▶ **Problem**: Of the lines listed below, how many contain the string "annotation"? Answer with the number alone.

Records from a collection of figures

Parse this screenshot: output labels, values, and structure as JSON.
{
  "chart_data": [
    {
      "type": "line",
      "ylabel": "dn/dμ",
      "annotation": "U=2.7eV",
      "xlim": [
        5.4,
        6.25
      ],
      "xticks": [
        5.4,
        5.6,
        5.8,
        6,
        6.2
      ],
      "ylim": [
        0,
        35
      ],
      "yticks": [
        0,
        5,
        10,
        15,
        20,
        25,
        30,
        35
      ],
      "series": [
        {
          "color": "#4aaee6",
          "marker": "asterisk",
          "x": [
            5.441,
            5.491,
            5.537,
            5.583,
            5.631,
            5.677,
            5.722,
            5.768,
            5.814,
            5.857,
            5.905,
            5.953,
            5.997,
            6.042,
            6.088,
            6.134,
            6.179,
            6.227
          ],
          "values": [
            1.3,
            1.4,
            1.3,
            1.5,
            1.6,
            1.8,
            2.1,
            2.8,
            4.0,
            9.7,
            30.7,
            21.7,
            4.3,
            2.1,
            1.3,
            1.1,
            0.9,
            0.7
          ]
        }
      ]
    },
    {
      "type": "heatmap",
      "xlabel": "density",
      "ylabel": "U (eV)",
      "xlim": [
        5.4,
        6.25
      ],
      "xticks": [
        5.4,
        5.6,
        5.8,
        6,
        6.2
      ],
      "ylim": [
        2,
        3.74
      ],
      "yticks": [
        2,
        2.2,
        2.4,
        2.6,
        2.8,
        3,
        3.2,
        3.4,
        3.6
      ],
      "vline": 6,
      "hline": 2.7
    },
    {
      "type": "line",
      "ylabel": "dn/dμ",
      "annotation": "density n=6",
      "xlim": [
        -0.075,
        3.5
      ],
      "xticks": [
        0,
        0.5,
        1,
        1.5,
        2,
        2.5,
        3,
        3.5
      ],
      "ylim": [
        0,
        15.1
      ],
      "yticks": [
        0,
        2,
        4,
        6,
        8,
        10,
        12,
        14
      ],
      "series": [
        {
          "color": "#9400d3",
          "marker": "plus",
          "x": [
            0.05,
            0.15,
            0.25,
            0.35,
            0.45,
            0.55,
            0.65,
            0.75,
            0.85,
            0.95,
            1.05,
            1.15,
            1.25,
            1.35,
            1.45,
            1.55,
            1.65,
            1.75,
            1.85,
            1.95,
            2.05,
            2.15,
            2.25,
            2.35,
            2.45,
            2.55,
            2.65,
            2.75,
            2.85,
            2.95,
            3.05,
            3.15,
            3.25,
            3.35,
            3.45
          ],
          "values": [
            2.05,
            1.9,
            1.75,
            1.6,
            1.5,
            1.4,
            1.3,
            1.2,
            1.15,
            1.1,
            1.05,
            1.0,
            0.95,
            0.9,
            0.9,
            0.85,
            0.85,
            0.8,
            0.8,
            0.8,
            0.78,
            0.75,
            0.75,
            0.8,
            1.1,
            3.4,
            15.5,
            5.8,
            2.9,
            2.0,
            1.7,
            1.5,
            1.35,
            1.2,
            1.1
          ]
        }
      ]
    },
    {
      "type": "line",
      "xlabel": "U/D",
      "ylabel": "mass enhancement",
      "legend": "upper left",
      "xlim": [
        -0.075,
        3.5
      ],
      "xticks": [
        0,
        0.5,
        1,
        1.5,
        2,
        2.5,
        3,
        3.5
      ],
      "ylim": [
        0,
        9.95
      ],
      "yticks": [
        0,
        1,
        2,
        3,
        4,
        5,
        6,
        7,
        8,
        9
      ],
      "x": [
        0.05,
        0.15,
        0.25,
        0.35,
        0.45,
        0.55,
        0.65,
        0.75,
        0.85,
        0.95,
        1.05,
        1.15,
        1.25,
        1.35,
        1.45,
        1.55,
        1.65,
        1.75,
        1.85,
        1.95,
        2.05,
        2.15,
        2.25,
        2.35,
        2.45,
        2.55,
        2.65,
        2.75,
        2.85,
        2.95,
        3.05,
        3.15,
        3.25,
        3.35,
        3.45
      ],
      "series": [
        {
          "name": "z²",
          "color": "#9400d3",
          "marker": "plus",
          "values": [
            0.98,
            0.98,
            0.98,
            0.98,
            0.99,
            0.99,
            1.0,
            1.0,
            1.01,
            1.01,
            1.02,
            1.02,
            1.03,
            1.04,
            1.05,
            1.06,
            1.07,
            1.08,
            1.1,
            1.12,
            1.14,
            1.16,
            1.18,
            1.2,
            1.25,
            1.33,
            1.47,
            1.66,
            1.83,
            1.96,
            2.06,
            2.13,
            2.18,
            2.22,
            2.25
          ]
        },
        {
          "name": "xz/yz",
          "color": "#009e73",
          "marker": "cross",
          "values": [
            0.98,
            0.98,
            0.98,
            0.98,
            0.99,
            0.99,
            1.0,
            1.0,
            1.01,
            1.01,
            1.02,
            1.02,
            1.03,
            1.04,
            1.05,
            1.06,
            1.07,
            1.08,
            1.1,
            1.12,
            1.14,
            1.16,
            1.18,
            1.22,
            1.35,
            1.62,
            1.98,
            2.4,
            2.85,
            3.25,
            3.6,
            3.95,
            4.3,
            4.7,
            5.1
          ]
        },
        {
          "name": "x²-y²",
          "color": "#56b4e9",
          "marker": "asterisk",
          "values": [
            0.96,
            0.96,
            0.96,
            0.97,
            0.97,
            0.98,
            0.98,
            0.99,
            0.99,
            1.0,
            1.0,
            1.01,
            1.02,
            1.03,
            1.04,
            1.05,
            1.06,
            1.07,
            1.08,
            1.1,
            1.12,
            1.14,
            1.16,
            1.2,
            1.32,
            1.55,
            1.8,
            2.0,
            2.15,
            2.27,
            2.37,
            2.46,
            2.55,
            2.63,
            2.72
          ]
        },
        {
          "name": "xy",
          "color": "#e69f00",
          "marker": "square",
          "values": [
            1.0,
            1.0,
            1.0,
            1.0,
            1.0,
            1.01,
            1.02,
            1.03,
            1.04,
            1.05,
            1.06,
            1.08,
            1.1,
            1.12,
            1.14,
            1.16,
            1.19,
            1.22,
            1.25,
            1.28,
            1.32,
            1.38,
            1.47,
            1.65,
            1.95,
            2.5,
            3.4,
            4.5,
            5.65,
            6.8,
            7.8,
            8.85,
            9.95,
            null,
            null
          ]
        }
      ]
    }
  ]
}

▶ **Solution**: 2